What the task requires: Wherever the word "Torino" appears in a line, copy that line.

☆ ☆ ☆ ☆ ☆

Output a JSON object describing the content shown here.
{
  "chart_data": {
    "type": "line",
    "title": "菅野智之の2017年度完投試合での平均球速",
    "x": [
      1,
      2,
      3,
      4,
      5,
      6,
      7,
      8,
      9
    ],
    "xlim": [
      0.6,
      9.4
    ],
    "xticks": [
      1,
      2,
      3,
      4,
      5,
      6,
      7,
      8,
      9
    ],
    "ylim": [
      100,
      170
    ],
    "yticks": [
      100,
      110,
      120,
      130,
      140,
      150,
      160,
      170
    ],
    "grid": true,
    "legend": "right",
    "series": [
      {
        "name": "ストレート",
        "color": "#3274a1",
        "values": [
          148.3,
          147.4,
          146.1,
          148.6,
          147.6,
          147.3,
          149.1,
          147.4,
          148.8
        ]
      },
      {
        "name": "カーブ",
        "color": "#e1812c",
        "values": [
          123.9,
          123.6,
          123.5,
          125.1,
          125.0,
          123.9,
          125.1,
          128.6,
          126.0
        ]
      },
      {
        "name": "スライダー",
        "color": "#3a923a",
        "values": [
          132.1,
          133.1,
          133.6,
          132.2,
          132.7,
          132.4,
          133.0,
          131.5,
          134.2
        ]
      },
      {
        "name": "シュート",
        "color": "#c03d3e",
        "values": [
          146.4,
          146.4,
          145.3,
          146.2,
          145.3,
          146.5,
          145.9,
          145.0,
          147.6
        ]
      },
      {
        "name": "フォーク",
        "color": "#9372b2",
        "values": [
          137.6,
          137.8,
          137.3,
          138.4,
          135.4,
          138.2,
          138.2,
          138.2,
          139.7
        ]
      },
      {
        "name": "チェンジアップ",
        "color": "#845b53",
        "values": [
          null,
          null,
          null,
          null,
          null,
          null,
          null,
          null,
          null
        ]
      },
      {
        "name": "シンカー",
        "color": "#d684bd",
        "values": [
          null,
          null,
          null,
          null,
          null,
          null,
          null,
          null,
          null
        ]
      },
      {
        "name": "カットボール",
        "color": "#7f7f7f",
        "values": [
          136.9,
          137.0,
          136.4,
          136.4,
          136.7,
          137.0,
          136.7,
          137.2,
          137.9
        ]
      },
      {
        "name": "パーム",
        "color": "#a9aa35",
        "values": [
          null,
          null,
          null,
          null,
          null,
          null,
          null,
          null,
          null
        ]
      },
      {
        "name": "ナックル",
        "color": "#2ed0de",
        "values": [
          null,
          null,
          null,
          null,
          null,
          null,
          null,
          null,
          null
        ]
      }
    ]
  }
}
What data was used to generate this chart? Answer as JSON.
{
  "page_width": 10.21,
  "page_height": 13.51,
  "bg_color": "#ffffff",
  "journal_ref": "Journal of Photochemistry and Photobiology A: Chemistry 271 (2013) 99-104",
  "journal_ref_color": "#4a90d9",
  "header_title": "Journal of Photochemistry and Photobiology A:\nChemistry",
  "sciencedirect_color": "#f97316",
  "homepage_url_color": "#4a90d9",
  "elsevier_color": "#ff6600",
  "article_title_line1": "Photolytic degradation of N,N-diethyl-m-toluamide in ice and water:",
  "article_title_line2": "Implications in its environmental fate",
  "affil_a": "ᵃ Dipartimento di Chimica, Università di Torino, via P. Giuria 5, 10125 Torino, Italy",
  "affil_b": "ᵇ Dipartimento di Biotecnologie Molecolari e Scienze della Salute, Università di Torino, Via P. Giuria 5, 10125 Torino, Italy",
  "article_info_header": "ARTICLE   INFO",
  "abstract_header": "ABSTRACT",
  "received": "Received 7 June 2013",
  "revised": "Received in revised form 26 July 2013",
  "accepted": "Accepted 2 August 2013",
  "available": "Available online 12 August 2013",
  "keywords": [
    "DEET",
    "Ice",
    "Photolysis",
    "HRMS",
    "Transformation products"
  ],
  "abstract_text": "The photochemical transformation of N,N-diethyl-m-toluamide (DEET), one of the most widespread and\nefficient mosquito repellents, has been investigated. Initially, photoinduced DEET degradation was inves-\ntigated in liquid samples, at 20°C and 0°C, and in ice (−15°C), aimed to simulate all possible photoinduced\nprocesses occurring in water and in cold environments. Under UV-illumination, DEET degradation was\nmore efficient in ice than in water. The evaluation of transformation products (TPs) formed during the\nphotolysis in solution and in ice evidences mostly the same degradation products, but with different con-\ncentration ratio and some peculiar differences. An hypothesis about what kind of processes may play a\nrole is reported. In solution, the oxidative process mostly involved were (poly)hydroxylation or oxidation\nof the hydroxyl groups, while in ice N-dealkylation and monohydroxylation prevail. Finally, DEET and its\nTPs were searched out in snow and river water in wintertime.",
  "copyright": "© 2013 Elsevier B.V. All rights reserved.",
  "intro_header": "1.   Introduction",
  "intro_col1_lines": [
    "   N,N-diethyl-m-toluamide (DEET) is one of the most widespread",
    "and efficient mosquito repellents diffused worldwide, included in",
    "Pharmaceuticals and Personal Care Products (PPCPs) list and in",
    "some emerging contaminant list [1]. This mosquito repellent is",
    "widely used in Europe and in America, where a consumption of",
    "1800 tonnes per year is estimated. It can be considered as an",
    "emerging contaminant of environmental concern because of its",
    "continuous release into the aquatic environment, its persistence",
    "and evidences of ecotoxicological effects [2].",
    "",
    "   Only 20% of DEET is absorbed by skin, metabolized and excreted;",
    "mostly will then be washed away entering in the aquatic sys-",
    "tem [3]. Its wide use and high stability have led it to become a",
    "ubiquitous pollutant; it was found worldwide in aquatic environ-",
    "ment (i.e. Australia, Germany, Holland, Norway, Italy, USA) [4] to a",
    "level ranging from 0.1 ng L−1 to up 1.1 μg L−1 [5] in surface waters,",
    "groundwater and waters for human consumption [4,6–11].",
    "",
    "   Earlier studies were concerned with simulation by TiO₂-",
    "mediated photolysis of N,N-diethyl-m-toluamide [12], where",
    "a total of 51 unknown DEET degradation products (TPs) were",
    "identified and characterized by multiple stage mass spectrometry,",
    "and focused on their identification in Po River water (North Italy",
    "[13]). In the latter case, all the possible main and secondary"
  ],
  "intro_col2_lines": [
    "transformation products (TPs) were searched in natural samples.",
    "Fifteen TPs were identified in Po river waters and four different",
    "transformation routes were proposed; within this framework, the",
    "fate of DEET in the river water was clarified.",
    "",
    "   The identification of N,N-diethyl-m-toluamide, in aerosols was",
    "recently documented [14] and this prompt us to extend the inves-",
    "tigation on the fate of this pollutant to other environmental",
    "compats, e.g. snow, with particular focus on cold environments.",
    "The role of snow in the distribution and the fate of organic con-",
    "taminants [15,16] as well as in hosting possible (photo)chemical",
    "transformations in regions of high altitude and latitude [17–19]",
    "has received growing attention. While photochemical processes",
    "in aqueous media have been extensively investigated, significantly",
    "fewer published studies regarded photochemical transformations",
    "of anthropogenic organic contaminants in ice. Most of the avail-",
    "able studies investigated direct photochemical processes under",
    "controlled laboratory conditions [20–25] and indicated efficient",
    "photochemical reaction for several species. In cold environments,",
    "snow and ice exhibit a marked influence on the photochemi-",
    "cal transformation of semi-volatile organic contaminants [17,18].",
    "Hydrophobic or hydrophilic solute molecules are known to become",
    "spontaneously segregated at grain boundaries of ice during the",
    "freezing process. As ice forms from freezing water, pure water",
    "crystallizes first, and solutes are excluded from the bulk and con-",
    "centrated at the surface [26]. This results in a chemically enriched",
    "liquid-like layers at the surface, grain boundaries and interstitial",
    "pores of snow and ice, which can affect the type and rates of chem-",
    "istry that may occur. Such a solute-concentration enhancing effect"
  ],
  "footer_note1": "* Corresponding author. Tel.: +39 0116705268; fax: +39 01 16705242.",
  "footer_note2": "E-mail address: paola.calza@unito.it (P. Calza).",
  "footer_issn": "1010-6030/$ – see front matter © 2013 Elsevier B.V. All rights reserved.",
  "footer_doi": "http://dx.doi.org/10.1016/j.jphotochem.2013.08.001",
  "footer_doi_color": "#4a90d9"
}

☆ ☆ ☆ ☆ ☆

Correct result:
  "affil_a": "ᵃ Dipartimento di Chimica, Università di Torino, via P. Giuria 5, 10125 Torino, Italy",
  "affil_b": "ᵇ Dipartimento di Biotecnologie Molecolari e Scienze della Salute, Università di Torino, Via P. Giuria 5, 10125 Torino, Italy",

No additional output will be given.